• _SHORT TASK_
Please convert each line of the records below into a numbered list, skipping any blank lines and omitting the pictures.

Listings of boxed layout items
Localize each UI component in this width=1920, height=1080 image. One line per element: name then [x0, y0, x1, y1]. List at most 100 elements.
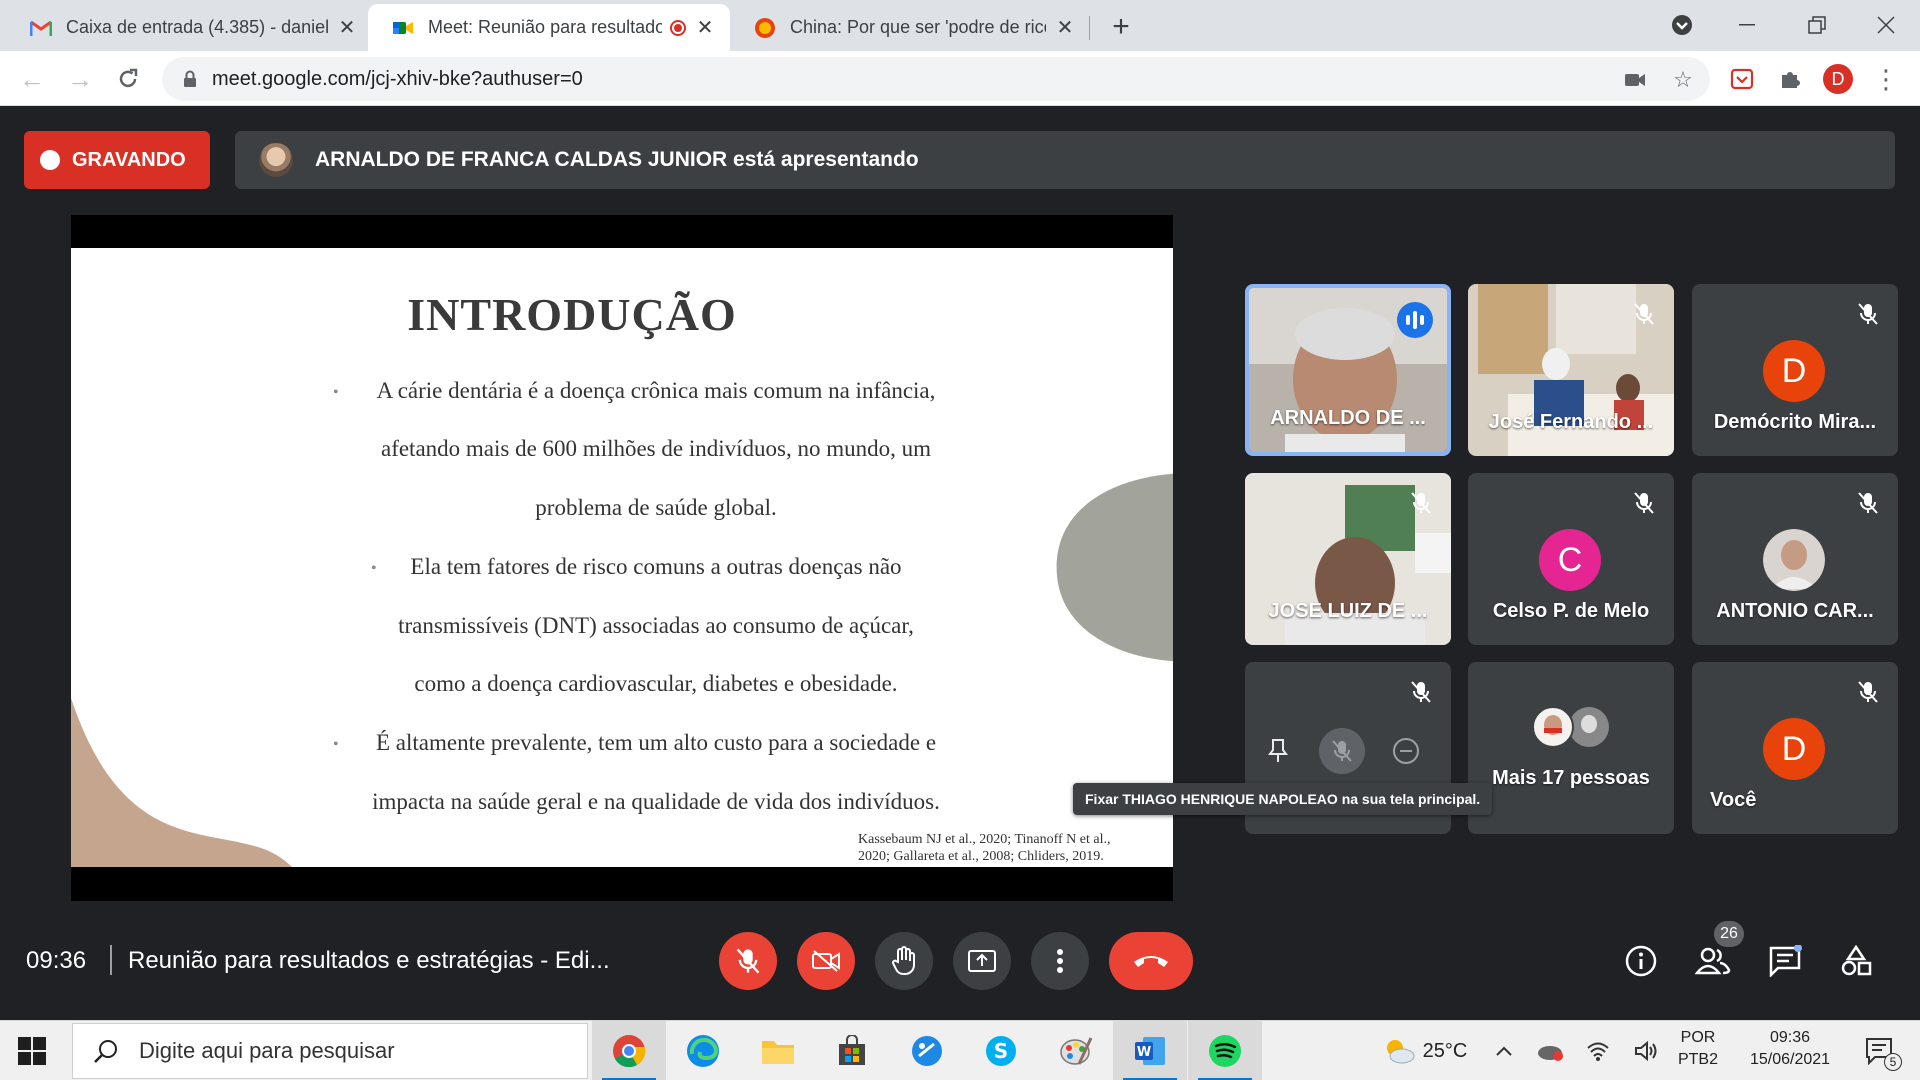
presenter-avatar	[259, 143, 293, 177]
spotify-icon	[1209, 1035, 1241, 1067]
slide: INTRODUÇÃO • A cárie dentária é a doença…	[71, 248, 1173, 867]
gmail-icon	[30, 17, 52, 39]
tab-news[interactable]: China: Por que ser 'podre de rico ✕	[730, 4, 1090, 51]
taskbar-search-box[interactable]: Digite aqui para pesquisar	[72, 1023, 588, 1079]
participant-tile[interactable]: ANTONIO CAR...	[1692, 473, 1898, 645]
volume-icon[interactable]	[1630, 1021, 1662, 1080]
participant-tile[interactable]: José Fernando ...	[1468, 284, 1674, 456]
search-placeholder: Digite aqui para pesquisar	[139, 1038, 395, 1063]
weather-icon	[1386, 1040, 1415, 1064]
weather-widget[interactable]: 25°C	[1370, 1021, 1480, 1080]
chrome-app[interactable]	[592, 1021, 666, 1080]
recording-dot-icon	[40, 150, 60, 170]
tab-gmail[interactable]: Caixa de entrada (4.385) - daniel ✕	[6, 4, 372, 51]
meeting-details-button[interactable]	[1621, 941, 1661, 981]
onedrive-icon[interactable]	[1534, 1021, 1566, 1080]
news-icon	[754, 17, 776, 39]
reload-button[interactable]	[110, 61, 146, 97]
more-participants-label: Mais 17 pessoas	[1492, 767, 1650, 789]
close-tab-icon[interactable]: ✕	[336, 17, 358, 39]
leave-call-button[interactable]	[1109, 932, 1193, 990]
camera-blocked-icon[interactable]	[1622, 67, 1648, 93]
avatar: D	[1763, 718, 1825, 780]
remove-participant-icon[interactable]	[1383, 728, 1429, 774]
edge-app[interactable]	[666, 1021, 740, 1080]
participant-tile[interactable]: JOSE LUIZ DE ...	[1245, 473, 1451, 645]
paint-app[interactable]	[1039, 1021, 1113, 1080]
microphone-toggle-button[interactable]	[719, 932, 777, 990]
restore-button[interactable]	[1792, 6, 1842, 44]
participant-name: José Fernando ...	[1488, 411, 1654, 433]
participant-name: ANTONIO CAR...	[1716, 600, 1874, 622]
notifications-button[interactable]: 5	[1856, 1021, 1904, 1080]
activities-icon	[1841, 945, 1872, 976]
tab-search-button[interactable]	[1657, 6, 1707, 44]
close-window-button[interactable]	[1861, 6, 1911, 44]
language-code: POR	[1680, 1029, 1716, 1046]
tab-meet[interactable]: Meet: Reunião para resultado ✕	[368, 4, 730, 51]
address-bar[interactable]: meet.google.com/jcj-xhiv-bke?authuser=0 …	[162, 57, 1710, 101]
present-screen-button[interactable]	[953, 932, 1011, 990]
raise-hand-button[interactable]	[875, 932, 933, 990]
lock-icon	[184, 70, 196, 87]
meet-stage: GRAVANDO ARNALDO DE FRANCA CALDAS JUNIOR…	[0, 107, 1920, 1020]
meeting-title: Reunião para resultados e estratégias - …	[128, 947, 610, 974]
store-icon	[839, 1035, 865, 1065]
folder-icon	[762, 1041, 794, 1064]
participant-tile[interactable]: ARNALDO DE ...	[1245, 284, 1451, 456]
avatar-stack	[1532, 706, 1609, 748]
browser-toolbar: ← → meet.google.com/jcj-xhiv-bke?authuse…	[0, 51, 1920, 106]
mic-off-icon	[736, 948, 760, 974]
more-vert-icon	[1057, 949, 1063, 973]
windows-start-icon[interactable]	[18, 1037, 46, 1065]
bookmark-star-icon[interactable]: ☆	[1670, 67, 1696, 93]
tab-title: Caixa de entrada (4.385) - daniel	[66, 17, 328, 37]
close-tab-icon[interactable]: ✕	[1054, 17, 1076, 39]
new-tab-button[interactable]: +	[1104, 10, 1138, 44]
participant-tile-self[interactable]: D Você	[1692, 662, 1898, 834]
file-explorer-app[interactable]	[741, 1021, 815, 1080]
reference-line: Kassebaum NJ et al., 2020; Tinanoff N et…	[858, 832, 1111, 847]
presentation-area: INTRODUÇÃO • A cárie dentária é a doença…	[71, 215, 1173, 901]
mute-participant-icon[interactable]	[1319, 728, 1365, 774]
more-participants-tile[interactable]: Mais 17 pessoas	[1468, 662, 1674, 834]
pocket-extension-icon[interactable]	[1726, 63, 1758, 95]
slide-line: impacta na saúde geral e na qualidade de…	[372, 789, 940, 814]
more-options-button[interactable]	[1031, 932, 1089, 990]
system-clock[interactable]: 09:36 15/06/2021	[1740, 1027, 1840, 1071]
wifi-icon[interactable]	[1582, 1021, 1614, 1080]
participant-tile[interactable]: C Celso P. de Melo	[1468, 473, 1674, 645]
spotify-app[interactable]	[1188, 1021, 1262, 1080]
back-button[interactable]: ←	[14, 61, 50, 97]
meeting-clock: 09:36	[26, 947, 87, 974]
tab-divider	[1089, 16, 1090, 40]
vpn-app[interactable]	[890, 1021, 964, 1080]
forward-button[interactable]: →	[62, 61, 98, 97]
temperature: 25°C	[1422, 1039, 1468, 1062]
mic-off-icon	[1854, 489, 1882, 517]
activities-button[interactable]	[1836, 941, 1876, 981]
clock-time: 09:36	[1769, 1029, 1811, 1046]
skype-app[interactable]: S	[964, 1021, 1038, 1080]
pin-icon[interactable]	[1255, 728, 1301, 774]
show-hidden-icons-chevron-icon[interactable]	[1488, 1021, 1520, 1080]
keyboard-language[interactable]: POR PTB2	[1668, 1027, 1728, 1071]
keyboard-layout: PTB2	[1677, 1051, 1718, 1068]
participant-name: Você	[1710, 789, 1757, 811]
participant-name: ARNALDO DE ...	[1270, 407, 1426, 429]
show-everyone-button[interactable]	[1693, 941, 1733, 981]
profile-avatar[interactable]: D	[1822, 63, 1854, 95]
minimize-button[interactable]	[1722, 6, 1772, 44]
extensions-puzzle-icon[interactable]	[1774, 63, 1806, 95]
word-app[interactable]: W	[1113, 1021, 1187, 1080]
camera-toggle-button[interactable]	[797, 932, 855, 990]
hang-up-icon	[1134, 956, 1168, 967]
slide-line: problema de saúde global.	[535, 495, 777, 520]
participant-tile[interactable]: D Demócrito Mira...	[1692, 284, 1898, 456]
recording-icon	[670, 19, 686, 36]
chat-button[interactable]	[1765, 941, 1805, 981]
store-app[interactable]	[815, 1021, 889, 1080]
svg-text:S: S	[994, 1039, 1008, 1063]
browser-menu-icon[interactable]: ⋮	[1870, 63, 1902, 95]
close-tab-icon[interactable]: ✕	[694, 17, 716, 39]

• _THE RESPONSE_
1. Localize each UI component in this width=1920, height=1080 image. One line per element: name then [x0, y0, x1, y1]. List at most 100 elements.
2. presenter-avatar	[259, 143, 293, 177]
3. spotify-icon	[1209, 1035, 1241, 1067]
4. slide: INTRODUÇÃO • A cárie dentária é a doença…	[71, 248, 1173, 867]
5. gmail-icon	[30, 17, 52, 39]
6. tab-news[interactable]: China: Por que ser 'podre de rico ✕	[730, 4, 1090, 51]
7. taskbar-search-box[interactable]: Digite aqui para pesquisar	[72, 1023, 588, 1079]
8. participant-tile[interactable]: ANTONIO CAR...	[1692, 473, 1898, 645]
9. volume-icon[interactable]	[1630, 1021, 1662, 1080]
10. participant-tile[interactable]: José Fernando ...	[1468, 284, 1674, 456]
11. search-placeholder: Digite aqui para pesquisar	[139, 1038, 395, 1063]
12. weather-icon	[1386, 1040, 1415, 1064]
13. weather-widget[interactable]: 25°C	[1370, 1021, 1480, 1080]
14. chrome-app[interactable]	[592, 1021, 666, 1080]
15. recording-dot-icon	[40, 150, 60, 170]
16. tab-gmail[interactable]: Caixa de entrada (4.385) - daniel ✕	[6, 4, 372, 51]
17. meeting-details-button[interactable]	[1621, 941, 1661, 981]
18. onedrive-icon[interactable]	[1534, 1021, 1566, 1080]
19. news-icon	[754, 17, 776, 39]
20. reload-button[interactable]	[110, 61, 146, 97]
21. more-participants-label: Mais 17 pessoas	[1492, 767, 1650, 789]
22. close-tab-icon[interactable]: ✕	[336, 17, 358, 39]
23. leave-call-button[interactable]	[1109, 932, 1193, 990]
24. camera-blocked-icon[interactable]	[1622, 67, 1648, 93]
25. avatar: D	[1763, 718, 1825, 780]
26. remove-participant-icon[interactable]	[1383, 728, 1429, 774]
27. edge-app[interactable]	[666, 1021, 740, 1080]
28. participant-tile[interactable]: JOSE LUIZ DE ...	[1245, 473, 1451, 645]
29. paint-app[interactable]	[1039, 1021, 1113, 1080]
30. microphone-toggle-button[interactable]	[719, 932, 777, 990]
31. restore-button[interactable]	[1792, 6, 1842, 44]
32. participant-name: José Fernando ...	[1488, 411, 1654, 433]
33. participant-name: ANTONIO CAR...	[1716, 600, 1874, 622]
34. notifications-button[interactable]: 5	[1856, 1021, 1904, 1080]
35. activities-icon	[1841, 945, 1872, 976]
36. tab-search-button[interactable]	[1657, 6, 1707, 44]
37. close-window-button[interactable]	[1861, 6, 1911, 44]
38. language-code: POR	[1680, 1029, 1716, 1046]
39. tab-meet[interactable]: Meet: Reunião para resultado ✕	[368, 4, 730, 51]
40. address-bar[interactable]: meet.google.com/jcj-xhiv-bke?authuser=0 …	[162, 57, 1710, 101]
41. present-screen-button[interactable]	[953, 932, 1011, 990]
42. raise-hand-button[interactable]	[875, 932, 933, 990]
43. lock-icon	[184, 70, 196, 87]
44. meet-stage: GRAVANDO ARNALDO DE FRANCA CALDAS JUNIOR…	[0, 107, 1920, 1020]
45. meeting-title: Reunião para resultados e estratégias - …	[128, 947, 610, 974]
46. store-icon	[839, 1035, 865, 1065]
47. folder-icon	[762, 1041, 794, 1064]
48. participant-tile[interactable]: ARNALDO DE ...	[1245, 284, 1451, 456]
49. avatar-stack	[1532, 706, 1609, 748]
50. browser-toolbar: ← → meet.google.com/jcj-xhiv-bke?authuse…	[0, 51, 1920, 106]
51. mic-off-icon	[736, 948, 760, 974]
52. more-vert-icon	[1057, 949, 1063, 973]
53. windows-start-icon[interactable]	[18, 1037, 46, 1065]
54. bookmark-star-icon[interactable]: ☆	[1670, 67, 1696, 93]
55. tab-title: Caixa de entrada (4.385) - daniel	[66, 17, 328, 37]
56. close-tab-icon[interactable]: ✕	[1054, 17, 1076, 39]
57. new-tab-button[interactable]: +	[1104, 10, 1138, 44]
58. participant-tile-self[interactable]: D Você	[1692, 662, 1898, 834]
59. file-explorer-app[interactable]	[741, 1021, 815, 1080]
60. reference-line: Kassebaum NJ et al., 2020; Tinanoff N et…	[858, 832, 1111, 847]
61. presentation-area: INTRODUÇÃO • A cárie dentária é a doença…	[71, 215, 1173, 901]
62. mute-participant-icon[interactable]	[1319, 728, 1365, 774]
63. more-participants-tile[interactable]: Mais 17 pessoas	[1468, 662, 1674, 834]
64. pocket-extension-icon[interactable]	[1726, 63, 1758, 95]
65. slide-line: impacta na saúde geral e na qualidade de…	[372, 789, 940, 814]
66. more-options-button[interactable]	[1031, 932, 1089, 990]
67. system-clock[interactable]: 09:36 15/06/2021	[1740, 1027, 1840, 1071]
68. wifi-icon[interactable]	[1582, 1021, 1614, 1080]
69. participant-tile[interactable]: C Celso P. de Melo	[1468, 473, 1674, 645]
70. spotify-app[interactable]	[1188, 1021, 1262, 1080]
71. back-button[interactable]: ←	[14, 61, 50, 97]
72. meeting-clock: 09:36	[26, 947, 87, 974]
73. tab-divider	[1089, 16, 1090, 40]
74. vpn-app[interactable]	[890, 1021, 964, 1080]
75. forward-button[interactable]: →	[62, 61, 98, 97]
76. temperature: 25°C	[1422, 1039, 1468, 1062]
77. mic-off-icon	[1854, 489, 1882, 517]
78. activities-button[interactable]	[1836, 941, 1876, 981]
79. clock-time: 09:36	[1769, 1029, 1811, 1046]
80. skype-app[interactable]: S	[964, 1021, 1038, 1080]
81. pin-icon[interactable]	[1255, 728, 1301, 774]
82. show-hidden-icons-chevron-icon[interactable]	[1488, 1021, 1520, 1080]
83. keyboard-language[interactable]: POR PTB2	[1668, 1027, 1728, 1071]
84. keyboard-layout: PTB2	[1677, 1051, 1718, 1068]
85. participant-name: Você	[1710, 789, 1757, 811]
86. participant-name: ARNALDO DE ...	[1270, 407, 1426, 429]
87. show-everyone-button[interactable]	[1693, 941, 1733, 981]
88. profile-avatar[interactable]: D	[1822, 63, 1854, 95]
89. minimize-button[interactable]	[1722, 6, 1772, 44]
90. extensions-puzzle-icon[interactable]	[1774, 63, 1806, 95]
91. word-app[interactable]: W	[1113, 1021, 1187, 1080]
92. camera-toggle-button[interactable]	[797, 932, 855, 990]
93. hang-up-icon	[1134, 956, 1168, 967]
94. slide-line: problema de saúde global.	[535, 495, 777, 520]
95. participant-tile[interactable]: D Demócrito Mira...	[1692, 284, 1898, 456]
96. recording-icon	[670, 19, 686, 36]
97. chat-button[interactable]	[1765, 941, 1805, 981]
98. store-app[interactable]	[815, 1021, 889, 1080]
99. svg-text:S: S	[994, 1039, 1008, 1063]
100. browser-menu-icon[interactable]: ⋮	[1870, 63, 1902, 95]
101. close-tab-icon[interactable]: ✕	[694, 17, 716, 39]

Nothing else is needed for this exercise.